Problem requirements: Output a single figure: the number of lines in which the word "Analyses" appears.

Supplied material:
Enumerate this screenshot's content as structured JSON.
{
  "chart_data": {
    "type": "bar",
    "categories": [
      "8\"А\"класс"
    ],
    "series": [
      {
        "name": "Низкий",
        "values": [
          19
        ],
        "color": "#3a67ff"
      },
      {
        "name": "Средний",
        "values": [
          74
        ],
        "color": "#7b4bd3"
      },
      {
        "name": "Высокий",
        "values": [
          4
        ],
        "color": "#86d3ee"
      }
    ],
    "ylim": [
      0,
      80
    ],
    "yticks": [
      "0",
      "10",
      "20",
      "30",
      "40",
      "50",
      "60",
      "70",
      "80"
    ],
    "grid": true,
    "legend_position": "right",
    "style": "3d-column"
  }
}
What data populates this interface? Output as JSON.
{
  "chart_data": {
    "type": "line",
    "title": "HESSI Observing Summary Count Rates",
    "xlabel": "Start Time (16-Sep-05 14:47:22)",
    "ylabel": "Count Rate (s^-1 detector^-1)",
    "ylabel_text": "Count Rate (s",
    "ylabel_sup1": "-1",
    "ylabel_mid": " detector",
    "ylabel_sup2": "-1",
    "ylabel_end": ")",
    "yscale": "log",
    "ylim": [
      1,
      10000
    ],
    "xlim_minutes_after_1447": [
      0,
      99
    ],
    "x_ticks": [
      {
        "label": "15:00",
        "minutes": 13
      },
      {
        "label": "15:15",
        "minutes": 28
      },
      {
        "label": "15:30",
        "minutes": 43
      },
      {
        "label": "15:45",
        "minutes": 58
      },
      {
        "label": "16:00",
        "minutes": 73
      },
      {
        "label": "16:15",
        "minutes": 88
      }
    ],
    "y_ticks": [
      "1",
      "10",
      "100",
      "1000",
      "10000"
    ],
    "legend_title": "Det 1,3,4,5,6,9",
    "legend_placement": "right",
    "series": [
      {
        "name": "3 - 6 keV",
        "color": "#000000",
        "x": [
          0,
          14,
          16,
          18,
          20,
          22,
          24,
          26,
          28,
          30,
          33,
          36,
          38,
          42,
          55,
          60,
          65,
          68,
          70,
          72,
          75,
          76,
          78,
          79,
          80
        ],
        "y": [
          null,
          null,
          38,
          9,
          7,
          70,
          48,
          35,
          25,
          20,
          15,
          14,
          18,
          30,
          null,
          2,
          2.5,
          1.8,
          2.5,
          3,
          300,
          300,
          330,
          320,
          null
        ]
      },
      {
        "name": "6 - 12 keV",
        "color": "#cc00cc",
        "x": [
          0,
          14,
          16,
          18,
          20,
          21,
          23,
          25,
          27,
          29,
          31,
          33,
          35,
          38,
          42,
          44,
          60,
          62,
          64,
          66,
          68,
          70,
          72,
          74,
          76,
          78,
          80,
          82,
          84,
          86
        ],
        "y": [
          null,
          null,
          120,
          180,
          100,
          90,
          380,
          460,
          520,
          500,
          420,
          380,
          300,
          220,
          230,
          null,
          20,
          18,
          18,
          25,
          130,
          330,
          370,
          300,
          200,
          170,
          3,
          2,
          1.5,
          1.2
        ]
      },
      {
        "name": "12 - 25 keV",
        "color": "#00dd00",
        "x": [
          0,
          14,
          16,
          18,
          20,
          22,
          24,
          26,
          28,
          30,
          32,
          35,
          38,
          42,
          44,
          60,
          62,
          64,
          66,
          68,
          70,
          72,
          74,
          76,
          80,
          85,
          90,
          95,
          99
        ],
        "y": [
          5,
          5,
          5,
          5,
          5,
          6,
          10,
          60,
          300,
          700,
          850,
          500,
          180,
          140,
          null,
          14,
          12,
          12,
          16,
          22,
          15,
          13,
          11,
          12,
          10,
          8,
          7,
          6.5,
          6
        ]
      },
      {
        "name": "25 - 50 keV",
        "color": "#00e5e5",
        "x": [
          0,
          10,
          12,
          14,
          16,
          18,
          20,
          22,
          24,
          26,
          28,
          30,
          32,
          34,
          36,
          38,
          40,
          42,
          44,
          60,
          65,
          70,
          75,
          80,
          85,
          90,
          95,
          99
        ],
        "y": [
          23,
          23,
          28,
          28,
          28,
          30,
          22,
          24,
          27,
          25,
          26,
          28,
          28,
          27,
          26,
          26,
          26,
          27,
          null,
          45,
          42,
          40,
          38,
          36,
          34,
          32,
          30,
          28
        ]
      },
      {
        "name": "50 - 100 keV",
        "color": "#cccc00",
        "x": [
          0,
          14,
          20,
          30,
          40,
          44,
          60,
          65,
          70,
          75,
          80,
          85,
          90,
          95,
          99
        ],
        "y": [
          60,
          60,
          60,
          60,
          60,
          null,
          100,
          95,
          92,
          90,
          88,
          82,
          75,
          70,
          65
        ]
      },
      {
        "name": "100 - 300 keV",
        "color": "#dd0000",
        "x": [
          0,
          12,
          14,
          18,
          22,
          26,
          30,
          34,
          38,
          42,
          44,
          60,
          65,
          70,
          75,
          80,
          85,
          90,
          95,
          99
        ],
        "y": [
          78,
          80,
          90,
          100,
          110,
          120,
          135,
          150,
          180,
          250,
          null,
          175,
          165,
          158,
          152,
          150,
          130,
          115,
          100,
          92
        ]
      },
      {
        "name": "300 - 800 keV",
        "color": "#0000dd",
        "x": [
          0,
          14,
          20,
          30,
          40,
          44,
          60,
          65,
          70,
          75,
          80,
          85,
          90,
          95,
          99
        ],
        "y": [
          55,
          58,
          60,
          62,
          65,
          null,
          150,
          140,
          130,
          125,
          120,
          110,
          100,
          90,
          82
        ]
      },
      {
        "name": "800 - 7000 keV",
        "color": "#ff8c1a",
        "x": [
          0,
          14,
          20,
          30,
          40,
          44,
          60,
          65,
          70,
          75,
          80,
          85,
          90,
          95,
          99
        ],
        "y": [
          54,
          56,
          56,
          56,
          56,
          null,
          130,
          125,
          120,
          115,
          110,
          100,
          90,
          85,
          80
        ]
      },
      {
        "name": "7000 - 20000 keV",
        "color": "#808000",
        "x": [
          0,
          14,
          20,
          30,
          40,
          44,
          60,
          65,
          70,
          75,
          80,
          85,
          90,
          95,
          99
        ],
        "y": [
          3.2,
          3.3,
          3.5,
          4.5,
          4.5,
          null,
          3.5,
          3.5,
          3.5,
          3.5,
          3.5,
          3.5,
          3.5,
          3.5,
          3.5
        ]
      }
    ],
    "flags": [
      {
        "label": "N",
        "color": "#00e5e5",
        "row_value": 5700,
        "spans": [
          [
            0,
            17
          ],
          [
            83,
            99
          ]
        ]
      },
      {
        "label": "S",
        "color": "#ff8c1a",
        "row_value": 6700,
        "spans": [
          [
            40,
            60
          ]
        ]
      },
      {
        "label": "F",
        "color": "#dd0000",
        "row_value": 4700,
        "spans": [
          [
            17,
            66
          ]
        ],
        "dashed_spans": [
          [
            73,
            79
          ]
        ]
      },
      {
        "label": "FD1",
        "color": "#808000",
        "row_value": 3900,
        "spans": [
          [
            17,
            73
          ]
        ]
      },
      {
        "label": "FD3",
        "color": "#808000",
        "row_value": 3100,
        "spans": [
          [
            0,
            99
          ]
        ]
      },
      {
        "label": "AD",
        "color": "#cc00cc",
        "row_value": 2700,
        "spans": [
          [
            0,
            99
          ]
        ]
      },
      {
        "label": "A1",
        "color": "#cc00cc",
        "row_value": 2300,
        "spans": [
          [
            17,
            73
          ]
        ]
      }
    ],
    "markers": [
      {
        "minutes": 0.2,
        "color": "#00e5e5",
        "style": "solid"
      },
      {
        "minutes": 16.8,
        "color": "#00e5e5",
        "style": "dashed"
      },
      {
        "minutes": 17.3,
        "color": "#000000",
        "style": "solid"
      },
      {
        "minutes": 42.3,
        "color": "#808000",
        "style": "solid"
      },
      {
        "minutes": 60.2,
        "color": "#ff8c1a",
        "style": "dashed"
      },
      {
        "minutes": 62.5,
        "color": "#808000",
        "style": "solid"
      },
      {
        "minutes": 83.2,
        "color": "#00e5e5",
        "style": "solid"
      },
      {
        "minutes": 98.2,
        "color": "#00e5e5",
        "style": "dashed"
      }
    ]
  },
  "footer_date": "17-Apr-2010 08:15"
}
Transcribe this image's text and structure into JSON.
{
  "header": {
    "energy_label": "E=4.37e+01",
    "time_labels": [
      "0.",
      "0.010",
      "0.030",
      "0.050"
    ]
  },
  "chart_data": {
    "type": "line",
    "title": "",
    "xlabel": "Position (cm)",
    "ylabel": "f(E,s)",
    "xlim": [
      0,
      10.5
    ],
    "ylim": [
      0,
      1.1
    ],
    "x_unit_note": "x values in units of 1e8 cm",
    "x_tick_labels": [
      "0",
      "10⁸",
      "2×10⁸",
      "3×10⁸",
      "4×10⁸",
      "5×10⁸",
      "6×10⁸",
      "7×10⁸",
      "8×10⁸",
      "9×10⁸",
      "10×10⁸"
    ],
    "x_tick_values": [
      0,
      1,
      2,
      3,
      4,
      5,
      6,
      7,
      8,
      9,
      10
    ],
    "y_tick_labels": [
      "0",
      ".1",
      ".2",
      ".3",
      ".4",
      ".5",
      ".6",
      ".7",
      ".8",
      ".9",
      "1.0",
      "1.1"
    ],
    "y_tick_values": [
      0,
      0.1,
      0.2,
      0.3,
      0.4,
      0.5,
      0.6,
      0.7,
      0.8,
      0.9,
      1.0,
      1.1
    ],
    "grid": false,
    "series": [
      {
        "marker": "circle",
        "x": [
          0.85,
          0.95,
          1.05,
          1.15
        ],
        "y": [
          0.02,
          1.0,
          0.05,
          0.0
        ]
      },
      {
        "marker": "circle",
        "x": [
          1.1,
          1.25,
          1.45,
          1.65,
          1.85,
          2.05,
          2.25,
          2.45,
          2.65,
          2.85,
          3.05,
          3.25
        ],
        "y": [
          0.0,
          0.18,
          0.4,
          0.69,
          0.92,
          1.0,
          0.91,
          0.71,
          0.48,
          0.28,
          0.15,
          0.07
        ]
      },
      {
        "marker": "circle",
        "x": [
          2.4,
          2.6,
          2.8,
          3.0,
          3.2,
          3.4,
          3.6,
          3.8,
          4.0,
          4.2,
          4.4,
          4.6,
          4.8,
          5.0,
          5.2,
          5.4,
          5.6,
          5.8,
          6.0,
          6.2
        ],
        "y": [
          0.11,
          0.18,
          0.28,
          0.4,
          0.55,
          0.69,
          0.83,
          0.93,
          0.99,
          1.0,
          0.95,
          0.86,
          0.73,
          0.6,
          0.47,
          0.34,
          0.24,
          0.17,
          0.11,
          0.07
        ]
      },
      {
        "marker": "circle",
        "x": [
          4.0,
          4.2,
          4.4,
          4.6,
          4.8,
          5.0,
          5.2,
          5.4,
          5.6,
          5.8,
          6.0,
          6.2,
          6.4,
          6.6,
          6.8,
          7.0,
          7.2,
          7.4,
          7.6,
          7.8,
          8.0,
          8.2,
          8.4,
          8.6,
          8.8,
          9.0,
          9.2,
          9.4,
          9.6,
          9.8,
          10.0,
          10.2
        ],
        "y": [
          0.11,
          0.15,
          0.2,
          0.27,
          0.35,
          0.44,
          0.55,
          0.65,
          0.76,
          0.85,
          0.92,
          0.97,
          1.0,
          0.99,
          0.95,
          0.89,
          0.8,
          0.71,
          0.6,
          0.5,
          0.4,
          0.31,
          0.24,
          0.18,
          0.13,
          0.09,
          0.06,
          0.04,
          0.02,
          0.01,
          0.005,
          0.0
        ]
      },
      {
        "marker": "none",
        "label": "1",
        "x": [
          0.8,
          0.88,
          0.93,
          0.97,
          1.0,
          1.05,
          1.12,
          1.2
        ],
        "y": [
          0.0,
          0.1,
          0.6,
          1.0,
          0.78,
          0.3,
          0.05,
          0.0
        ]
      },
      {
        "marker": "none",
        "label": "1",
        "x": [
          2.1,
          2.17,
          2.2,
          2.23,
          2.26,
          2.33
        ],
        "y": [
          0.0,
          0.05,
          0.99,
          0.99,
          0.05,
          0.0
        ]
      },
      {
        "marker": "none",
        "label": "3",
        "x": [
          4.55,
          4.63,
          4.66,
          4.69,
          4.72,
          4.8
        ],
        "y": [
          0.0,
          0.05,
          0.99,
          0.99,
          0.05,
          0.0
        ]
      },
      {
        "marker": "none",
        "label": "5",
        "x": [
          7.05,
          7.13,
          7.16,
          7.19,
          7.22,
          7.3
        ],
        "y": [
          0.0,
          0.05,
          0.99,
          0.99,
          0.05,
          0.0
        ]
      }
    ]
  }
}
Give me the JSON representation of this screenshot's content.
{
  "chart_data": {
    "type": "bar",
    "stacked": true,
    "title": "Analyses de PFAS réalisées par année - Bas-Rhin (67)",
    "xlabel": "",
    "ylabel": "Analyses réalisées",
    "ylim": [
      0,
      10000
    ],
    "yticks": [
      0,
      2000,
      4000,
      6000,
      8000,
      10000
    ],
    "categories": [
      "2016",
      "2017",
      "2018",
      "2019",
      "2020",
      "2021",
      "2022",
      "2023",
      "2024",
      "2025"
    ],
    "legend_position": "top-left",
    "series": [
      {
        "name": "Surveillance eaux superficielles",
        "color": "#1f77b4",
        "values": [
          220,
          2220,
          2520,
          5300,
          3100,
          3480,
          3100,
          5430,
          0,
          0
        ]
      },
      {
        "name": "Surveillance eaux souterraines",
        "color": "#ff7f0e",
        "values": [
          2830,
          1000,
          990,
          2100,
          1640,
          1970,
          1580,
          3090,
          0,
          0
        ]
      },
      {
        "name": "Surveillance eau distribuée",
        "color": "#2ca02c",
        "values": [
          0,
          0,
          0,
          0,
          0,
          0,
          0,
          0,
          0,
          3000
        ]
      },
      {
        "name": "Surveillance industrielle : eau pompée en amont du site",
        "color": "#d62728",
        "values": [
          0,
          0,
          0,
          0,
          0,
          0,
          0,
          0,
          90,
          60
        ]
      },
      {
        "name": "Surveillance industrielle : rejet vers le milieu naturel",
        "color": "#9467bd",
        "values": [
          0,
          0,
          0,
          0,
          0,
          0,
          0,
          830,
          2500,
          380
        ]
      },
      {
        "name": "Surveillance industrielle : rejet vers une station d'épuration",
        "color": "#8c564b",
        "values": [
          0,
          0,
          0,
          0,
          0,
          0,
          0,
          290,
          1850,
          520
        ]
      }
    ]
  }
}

Exercise answer: 2